Print out every line, exactly as written.

Start of Excerpted records

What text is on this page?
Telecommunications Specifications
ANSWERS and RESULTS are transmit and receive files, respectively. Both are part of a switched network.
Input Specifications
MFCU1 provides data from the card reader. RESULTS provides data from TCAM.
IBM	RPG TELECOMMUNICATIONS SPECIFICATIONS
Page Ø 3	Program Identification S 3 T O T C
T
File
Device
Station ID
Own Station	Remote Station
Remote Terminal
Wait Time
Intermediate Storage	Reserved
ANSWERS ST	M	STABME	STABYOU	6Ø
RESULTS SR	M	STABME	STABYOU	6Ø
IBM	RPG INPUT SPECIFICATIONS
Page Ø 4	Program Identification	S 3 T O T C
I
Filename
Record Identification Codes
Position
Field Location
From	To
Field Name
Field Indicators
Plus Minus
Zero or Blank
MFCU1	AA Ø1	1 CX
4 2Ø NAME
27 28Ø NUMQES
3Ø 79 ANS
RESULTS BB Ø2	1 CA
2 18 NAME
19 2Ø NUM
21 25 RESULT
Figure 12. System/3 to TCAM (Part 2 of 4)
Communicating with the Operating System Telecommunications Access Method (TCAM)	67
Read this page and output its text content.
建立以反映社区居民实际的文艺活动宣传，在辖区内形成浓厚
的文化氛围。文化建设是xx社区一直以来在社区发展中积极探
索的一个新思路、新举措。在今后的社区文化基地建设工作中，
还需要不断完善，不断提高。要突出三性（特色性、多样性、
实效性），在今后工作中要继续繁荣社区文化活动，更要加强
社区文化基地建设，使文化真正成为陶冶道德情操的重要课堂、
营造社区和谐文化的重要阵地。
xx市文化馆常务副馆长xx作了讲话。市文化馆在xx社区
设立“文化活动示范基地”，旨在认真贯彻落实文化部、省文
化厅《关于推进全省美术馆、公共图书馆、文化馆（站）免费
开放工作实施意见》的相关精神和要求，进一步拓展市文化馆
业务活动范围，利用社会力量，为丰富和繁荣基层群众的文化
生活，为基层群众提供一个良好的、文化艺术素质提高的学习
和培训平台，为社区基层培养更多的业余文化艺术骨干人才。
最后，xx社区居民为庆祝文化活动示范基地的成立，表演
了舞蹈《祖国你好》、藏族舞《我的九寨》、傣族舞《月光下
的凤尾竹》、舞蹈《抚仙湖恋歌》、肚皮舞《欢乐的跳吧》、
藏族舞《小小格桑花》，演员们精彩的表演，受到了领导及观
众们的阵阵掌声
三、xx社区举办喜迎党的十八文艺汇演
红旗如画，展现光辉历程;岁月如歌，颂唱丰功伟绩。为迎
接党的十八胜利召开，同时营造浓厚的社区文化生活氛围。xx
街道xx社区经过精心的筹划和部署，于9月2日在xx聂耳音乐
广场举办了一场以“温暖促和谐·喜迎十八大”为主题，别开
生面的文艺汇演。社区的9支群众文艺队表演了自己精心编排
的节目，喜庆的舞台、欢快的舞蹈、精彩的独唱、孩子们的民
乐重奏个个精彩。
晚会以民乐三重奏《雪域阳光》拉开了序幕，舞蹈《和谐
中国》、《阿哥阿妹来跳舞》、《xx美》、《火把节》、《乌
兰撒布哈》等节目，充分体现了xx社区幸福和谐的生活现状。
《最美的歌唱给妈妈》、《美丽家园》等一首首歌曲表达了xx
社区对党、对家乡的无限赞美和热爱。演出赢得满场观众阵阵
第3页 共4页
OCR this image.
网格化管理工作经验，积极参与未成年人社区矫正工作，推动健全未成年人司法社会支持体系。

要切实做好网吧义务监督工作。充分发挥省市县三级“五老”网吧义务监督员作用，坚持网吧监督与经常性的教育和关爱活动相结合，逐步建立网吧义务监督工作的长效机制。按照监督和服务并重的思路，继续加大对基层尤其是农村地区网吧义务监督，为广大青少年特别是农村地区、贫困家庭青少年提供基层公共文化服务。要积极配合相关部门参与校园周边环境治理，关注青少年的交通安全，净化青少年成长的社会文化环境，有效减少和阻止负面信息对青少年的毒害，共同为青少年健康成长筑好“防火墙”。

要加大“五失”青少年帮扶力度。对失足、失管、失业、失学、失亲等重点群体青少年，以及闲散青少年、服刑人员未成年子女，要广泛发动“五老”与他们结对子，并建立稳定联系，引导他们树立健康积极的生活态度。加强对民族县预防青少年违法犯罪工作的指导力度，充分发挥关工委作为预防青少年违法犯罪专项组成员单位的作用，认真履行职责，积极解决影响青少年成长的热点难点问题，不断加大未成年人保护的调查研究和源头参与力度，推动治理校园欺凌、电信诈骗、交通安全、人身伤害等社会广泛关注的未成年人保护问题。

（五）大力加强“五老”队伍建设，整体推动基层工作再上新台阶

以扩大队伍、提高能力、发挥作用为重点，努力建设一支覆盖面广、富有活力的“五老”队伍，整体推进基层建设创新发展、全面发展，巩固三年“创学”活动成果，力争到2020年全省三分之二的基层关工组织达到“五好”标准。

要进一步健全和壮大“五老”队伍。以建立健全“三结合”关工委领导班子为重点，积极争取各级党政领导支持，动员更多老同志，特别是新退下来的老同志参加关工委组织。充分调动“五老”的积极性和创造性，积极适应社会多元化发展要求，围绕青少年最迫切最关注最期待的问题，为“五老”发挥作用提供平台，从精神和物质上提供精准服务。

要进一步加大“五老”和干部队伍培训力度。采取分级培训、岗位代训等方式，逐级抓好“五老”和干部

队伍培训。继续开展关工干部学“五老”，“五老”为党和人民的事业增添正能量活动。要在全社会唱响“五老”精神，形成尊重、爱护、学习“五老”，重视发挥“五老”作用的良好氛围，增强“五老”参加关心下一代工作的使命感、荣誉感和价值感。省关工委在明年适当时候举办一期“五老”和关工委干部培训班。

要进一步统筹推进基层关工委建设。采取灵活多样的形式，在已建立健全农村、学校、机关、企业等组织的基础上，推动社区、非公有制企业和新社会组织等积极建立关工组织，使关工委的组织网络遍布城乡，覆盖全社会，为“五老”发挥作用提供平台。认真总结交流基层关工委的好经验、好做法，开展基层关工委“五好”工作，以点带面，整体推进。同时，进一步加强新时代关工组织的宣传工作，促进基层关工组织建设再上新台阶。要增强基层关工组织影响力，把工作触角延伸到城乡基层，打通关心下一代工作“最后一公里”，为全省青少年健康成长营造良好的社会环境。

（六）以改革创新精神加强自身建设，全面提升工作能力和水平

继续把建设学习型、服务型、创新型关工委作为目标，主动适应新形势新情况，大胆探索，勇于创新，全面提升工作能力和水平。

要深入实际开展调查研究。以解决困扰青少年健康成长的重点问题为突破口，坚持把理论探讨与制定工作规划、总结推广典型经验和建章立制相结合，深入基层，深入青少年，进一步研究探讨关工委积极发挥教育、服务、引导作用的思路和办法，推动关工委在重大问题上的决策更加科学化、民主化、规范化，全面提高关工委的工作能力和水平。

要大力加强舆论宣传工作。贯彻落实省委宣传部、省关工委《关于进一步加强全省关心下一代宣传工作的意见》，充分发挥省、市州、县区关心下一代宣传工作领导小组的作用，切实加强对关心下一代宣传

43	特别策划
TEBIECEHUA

End of Excerpted records

> [Complete output]
What text is on this page?
Telecommunications Specifications
ANSWERS and RESULTS are transmit and receive files, respectively. Both are part of a switched network.
Input Specifications
MFCU1 provides data from the card reader. RESULTS provides data from TCAM.
IBM	RPG TELECOMMUNICATIONS SPECIFICATIONS
Page Ø 3	Program Identification S 3 T O T C
T
File
Device
Station ID
Own Station	Remote Station
Remote Terminal
Wait Time
Intermediate Storage	Reserved
ANSWERS ST	M	STABME	STABYOU	6Ø
RESULTS SR	M	STABME	STABYOU	6Ø
IBM	RPG INPUT SPECIFICATIONS
Page Ø 4	Program Identification	S 3 T O T C
I
Filename
Record Identification Codes
Position
Field Location
From	To
Field Name
Field Indicators
Plus Minus
Zero or Blank
MFCU1	AA Ø1	1 CX
4 2Ø NAME
27 28Ø NUMQES
3Ø 79 ANS
RESULTS BB Ø2	1 CA
2 18 NAME
19 2Ø NUM
21 25 RESULT
Figure 12. System/3 to TCAM (Part 2 of 4)
Communicating with the Operating System Telecommunications Access Method (TCAM)	67
Read this page and output its text content.
建立以反映社区居民实际的文艺活动宣传，在辖区内形成浓厚
的文化氛围。文化建设是xx社区一直以来在社区发展中积极探
索的一个新思路、新举措。在今后的社区文化基地建设工作中，
还需要不断完善，不断提高。要突出三性（特色性、多样性、
实效性），在今后工作中要继续繁荣社区文化活动，更要加强
社区文化基地建设，使文化真正成为陶冶道德情操的重要课堂、
营造社区和谐文化的重要阵地。
xx市文化馆常务副馆长xx作了讲话。市文化馆在xx社区
设立“文化活动示范基地”，旨在认真贯彻落实文化部、省文
化厅《关于推进全省美术馆、公共图书馆、文化馆（站）免费
开放工作实施意见》的相关精神和要求，进一步拓展市文化馆
业务活动范围，利用社会力量，为丰富和繁荣基层群众的文化
生活，为基层群众提供一个良好的、文化艺术素质提高的学习
和培训平台，为社区基层培养更多的业余文化艺术骨干人才。
最后，xx社区居民为庆祝文化活动示范基地的成立，表演
了舞蹈《祖国你好》、藏族舞《我的九寨》、傣族舞《月光下
的凤尾竹》、舞蹈《抚仙湖恋歌》、肚皮舞《欢乐的跳吧》、
藏族舞《小小格桑花》，演员们精彩的表演，受到了领导及观
众们的阵阵掌声
三、xx社区举办喜迎党的十八文艺汇演
红旗如画，展现光辉历程;岁月如歌，颂唱丰功伟绩。为迎
接党的十八胜利召开，同时营造浓厚的社区文化生活氛围。xx
街道xx社区经过精心的筹划和部署，于9月2日在xx聂耳音乐
广场举办了一场以“温暖促和谐·喜迎十八大”为主题，别开
生面的文艺汇演。社区的9支群众文艺队表演了自己精心编排
的节目，喜庆的舞台、欢快的舞蹈、精彩的独唱、孩子们的民
乐重奏个个精彩。
晚会以民乐三重奏《雪域阳光》拉开了序幕，舞蹈《和谐
中国》、《阿哥阿妹来跳舞》、《xx美》、《火把节》、《乌
兰撒布哈》等节目，充分体现了xx社区幸福和谐的生活现状。
《最美的歌唱给妈妈》、《美丽家园》等一首首歌曲表达了xx
社区对党、对家乡的无限赞美和热爱。演出赢得满场观众阵阵
第3页 共4页
OCR this image.
网格化管理工作经验，积极参与未成年人社区矫正工作，推动健全未成年人司法社会支持体系。

要切实做好网吧义务监督工作。充分发挥省市县三级“五老”网吧义务监督员作用，坚持网吧监督与经常性的教育和关爱活动相结合，逐步建立网吧义务监督工作的长效机制。按照监督和服务并重的思路，继续加大对基层尤其是农村地区网吧义务监督，为广大青少年特别是农村地区、贫困家庭青少年提供基层公共文化服务。要积极配合相关部门参与校园周边环境治理，关注青少年的交通安全，净化青少年成长的社会文化环境，有效减少和阻止负面信息对青少年的毒害，共同为青少年健康成长筑好“防火墙”。

要加大“五失”青少年帮扶力度。对失足、失管、失业、失学、失亲等重点群体青少年，以及闲散青少年、服刑人员未成年子女，要广泛发动“五老”与他们结对子，并建立稳定联系，引导他们树立健康积极的生活态度。加强对民族县预防青少年违法犯罪工作的指导力度，充分发挥关工委作为预防青少年违法犯罪专项组成员单位的作用，认真履行职责，积极解决影响青少年成长的热点难点问题，不断加大未成年人保护的调查研究和源头参与力度，推动治理校园欺凌、电信诈骗、交通安全、人身伤害等社会广泛关注的未成年人保护问题。

（五）大力加强“五老”队伍建设，整体推动基层工作再上新台阶

以扩大队伍、提高能力、发挥作用为重点，努力建设一支覆盖面广、富有活力的“五老”队伍，整体推进基层建设创新发展、全面发展，巩固三年“创学”活动成果，力争到2020年全省三分之二的基层关工组织达到“五好”标准。

要进一步健全和壮大“五老”队伍。以建立健全“三结合”关工委领导班子为重点，积极争取各级党政领导支持，动员更多老同志，特别是新退下来的老同志参加关工委组织。充分调动“五老”的积极性和创造性，积极适应社会多元化发展要求，围绕青少年最迫切最关注最期待的问题，为“五老”发挥作用提供平台，从精神和物质上提供精准服务。

要进一步加大“五老”和干部队伍培训力度。采取分级培训、岗位代训等方式，逐级抓好“五老”和干部

队伍培训。继续开展关工干部学“五老”，“五老”为党和人民的事业增添正能量活动。要在全社会唱响“五老”精神，形成尊重、爱护、学习“五老”，重视发挥“五老”作用的良好氛围，增强“五老”参加关心下一代工作的使命感、荣誉感和价值感。省关工委在明年适当时候举办一期“五老”和关工委干部培训班。

要进一步统筹推进基层关工委建设。采取灵活多样的形式，在已建立健全农村、学校、机关、企业等组织的基础上，推动社区、非公有制企业和新社会组织等积极建立关工组织，使关工委的组织网络遍布城乡，覆盖全社会，为“五老”发挥作用提供平台。认真总结交流基层关工委的好经验、好做法，开展基层关工委“五好”工作，以点带面，整体推进。同时，进一步加强新时代关工组织的宣传工作，促进基层关工组织建设再上新台阶。要增强基层关工组织影响力，把工作触角延伸到城乡基层，打通关心下一代工作“最后一公里”，为全省青少年健康成长营造良好的社会环境。

（六）以改革创新精神加强自身建设，全面提升工作能力和水平

继续把建设学习型、服务型、创新型关工委作为目标，主动适应新形势新情况，大胆探索，勇于创新，全面提升工作能力和水平。

要深入实际开展调查研究。以解决困扰青少年健康成长的重点问题为突破口，坚持把理论探讨与制定工作规划、总结推广典型经验和建章立制相结合，深入基层，深入青少年，进一步研究探讨关工委积极发挥教育、服务、引导作用的思路和办法，推动关工委在重大问题上的决策更加科学化、民主化、规范化，全面提高关工委的工作能力和水平。

要大力加强舆论宣传工作。贯彻落实省委宣传部、省关工委《关于进一步加强全省关心下一代宣传工作的意见》，充分发挥省、市州、县区关心下一代宣传工作领导小组的作用，切实加强对关心下一代宣传

43	特别策划
TEBIECEHUA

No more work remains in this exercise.